--- Begin PROVIDED MATERIAL ---

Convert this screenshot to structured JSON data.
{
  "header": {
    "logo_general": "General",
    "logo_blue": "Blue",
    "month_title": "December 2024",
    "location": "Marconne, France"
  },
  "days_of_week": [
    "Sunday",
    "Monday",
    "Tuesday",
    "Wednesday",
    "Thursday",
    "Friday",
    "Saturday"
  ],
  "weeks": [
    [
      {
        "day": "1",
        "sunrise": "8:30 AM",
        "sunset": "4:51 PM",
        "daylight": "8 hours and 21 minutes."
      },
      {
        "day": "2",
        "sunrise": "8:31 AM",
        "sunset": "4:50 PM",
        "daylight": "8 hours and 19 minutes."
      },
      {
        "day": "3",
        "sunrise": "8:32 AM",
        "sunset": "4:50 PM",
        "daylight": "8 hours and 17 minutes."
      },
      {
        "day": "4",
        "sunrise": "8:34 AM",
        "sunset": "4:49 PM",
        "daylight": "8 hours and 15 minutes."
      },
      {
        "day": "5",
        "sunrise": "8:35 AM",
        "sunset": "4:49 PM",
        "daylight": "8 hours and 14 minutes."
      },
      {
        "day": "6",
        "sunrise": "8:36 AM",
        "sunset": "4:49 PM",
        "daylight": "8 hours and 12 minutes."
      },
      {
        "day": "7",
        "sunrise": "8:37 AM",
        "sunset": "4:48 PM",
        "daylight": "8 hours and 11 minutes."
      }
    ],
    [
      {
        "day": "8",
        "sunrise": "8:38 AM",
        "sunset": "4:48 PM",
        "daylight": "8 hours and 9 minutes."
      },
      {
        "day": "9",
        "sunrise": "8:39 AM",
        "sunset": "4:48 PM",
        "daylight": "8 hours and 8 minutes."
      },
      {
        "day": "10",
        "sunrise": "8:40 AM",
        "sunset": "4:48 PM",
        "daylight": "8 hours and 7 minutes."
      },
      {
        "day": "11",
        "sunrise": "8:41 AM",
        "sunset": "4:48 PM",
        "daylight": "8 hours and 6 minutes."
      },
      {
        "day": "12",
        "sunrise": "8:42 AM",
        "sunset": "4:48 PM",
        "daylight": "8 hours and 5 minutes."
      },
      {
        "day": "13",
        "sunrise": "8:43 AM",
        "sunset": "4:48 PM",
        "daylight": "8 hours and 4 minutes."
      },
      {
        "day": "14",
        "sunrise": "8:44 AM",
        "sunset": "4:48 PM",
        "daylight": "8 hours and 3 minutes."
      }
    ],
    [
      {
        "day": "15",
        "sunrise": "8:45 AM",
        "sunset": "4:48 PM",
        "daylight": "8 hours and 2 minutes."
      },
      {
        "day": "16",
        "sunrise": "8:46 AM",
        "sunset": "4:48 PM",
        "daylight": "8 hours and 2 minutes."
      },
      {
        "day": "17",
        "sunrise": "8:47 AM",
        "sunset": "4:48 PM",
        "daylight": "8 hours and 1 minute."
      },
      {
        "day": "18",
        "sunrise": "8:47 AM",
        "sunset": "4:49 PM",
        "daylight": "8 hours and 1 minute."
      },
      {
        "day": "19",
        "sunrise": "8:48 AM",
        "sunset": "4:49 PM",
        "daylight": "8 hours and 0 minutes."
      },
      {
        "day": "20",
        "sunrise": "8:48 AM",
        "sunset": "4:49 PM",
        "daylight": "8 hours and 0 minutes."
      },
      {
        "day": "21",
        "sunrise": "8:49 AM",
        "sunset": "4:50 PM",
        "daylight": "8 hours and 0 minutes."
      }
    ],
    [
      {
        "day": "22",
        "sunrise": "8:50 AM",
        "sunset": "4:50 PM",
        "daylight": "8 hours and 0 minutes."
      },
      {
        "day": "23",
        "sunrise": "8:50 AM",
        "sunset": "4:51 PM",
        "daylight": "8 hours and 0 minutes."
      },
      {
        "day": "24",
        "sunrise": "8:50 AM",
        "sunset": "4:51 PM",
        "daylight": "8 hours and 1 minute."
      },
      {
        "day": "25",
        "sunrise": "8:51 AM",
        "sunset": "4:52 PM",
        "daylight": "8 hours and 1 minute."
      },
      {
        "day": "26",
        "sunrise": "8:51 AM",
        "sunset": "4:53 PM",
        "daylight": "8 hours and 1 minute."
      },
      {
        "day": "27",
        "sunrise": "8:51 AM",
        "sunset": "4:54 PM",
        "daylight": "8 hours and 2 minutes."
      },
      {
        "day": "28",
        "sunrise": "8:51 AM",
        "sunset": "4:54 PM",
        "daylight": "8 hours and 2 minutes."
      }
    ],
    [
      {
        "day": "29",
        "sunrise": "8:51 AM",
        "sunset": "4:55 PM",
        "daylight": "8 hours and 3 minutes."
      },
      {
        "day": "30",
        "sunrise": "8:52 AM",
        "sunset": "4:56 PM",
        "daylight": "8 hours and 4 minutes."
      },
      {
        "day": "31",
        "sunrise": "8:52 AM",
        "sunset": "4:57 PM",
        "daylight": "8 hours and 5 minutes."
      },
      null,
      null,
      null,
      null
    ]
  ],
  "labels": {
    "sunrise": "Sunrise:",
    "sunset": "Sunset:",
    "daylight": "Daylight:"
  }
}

--- End PROVIDED MATERIAL ---

#### [WHAT IS BEING ASKED]
Repeat each entry word for word.

#### [SOLUTION FOR THIS TASK]
Convert this screenshot to structured JSON data.
{
  "header": {
    "logo_general": "General",
    "logo_blue": "Blue",
    "month_title": "December 2024",
    "location": "Marconne, France"
  },
  "days_of_week": [
    "Sunday",
    "Monday",
    "Tuesday",
    "Wednesday",
    "Thursday",
    "Friday",
    "Saturday"
  ],
  "weeks": [
    [
      {
        "day": "1",
        "sunrise": "8:30 AM",
        "sunset": "4:51 PM",
        "daylight": "8 hours and 21 minutes."
      },
      {
        "day": "2",
        "sunrise": "8:31 AM",
        "sunset": "4:50 PM",
        "daylight": "8 hours and 19 minutes."
      },
      {
        "day": "3",
        "sunrise": "8:32 AM",
        "sunset": "4:50 PM",
        "daylight": "8 hours and 17 minutes."
      },
      {
        "day": "4",
        "sunrise": "8:34 AM",
        "sunset": "4:49 PM",
        "daylight": "8 hours and 15 minutes."
      },
      {
        "day": "5",
        "sunrise": "8:35 AM",
        "sunset": "4:49 PM",
        "daylight": "8 hours and 14 minutes."
      },
      {
        "day": "6",
        "sunrise": "8:36 AM",
        "sunset": "4:49 PM",
        "daylight": "8 hours and 12 minutes."
      },
      {
        "day": "7",
        "sunrise": "8:37 AM",
        "sunset": "4:48 PM",
        "daylight": "8 hours and 11 minutes."
      }
    ],
    [
      {
        "day": "8",
        "sunrise": "8:38 AM",
        "sunset": "4:48 PM",
        "daylight": "8 hours and 9 minutes."
      },
      {
        "day": "9",
        "sunrise": "8:39 AM",
        "sunset": "4:48 PM",
        "daylight": "8 hours and 8 minutes."
      },
      {
        "day": "10",
        "sunrise": "8:40 AM",
        "sunset": "4:48 PM",
        "daylight": "8 hours and 7 minutes."
      },
      {
        "day": "11",
        "sunrise": "8:41 AM",
        "sunset": "4:48 PM",
        "daylight": "8 hours and 6 minutes."
      },
      {
        "day": "12",
        "sunrise": "8:42 AM",
        "sunset": "4:48 PM",
        "daylight": "8 hours and 5 minutes."
      },
      {
        "day": "13",
        "sunrise": "8:43 AM",
        "sunset": "4:48 PM",
        "daylight": "8 hours and 4 minutes."
      },
      {
        "day": "14",
        "sunrise": "8:44 AM",
        "sunset": "4:48 PM",
        "daylight": "8 hours and 3 minutes."
      }
    ],
    [
      {
        "day": "15",
        "sunrise": "8:45 AM",
        "sunset": "4:48 PM",
        "daylight": "8 hours and 2 minutes."
      },
      {
        "day": "16",
        "sunrise": "8:46 AM",
        "sunset": "4:48 PM",
        "daylight": "8 hours and 2 minutes."
      },
      {
        "day": "17",
        "sunrise": "8:47 AM",
        "sunset": "4:48 PM",
        "daylight": "8 hours and 1 minute."
      },
      {
        "day": "18",
        "sunrise": "8:47 AM",
        "sunset": "4:49 PM",
        "daylight": "8 hours and 1 minute."
      },
      {
        "day": "19",
        "sunrise": "8:48 AM",
        "sunset": "4:49 PM",
        "daylight": "8 hours and 0 minutes."
      },
      {
        "day": "20",
        "sunrise": "8:48 AM",
        "sunset": "4:49 PM",
        "daylight": "8 hours and 0 minutes."
      },
      {
        "day": "21",
        "sunrise": "8:49 AM",
        "sunset": "4:50 PM",
        "daylight": "8 hours and 0 minutes."
      }
    ],
    [
      {
        "day": "22",
        "sunrise": "8:50 AM",
        "sunset": "4:50 PM",
        "daylight": "8 hours and 0 minutes."
      },
      {
        "day": "23",
        "sunrise": "8:50 AM",
        "sunset": "4:51 PM",
        "daylight": "8 hours and 0 minutes."
      },
      {
        "day": "24",
        "sunrise": "8:50 AM",
        "sunset": "4:51 PM",
        "daylight": "8 hours and 1 minute."
      },
      {
        "day": "25",
        "sunrise": "8:51 AM",
        "sunset": "4:52 PM",
        "daylight": "8 hours and 1 minute."
      },
      {
        "day": "26",
        "sunrise": "8:51 AM",
        "sunset": "4:53 PM",
        "daylight": "8 hours and 1 minute."
      },
      {
        "day": "27",
        "sunrise": "8:51 AM",
        "sunset": "4:54 PM",
        "daylight": "8 hours and 2 minutes."
      },
      {
        "day": "28",
        "sunrise": "8:51 AM",
        "sunset": "4:54 PM",
        "daylight": "8 hours and 2 minutes."
      }
    ],
    [
      {
        "day": "29",
        "sunrise": "8:51 AM",
        "sunset": "4:55 PM",
        "daylight": "8 hours and 3 minutes."
      },
      {
        "day": "30",
        "sunrise": "8:52 AM",
        "sunset": "4:56 PM",
        "daylight": "8 hours and 4 minutes."
      },
      {
        "day": "31",
        "sunrise": "8:52 AM",
        "sunset": "4:57 PM",
        "daylight": "8 hours and 5 minutes."
      },
      null,
      null,
      null,
      null
    ]
  ],
  "labels": {
    "sunrise": "Sunrise:",
    "sunset": "Sunset:",
    "daylight": "Daylight:"
  }
}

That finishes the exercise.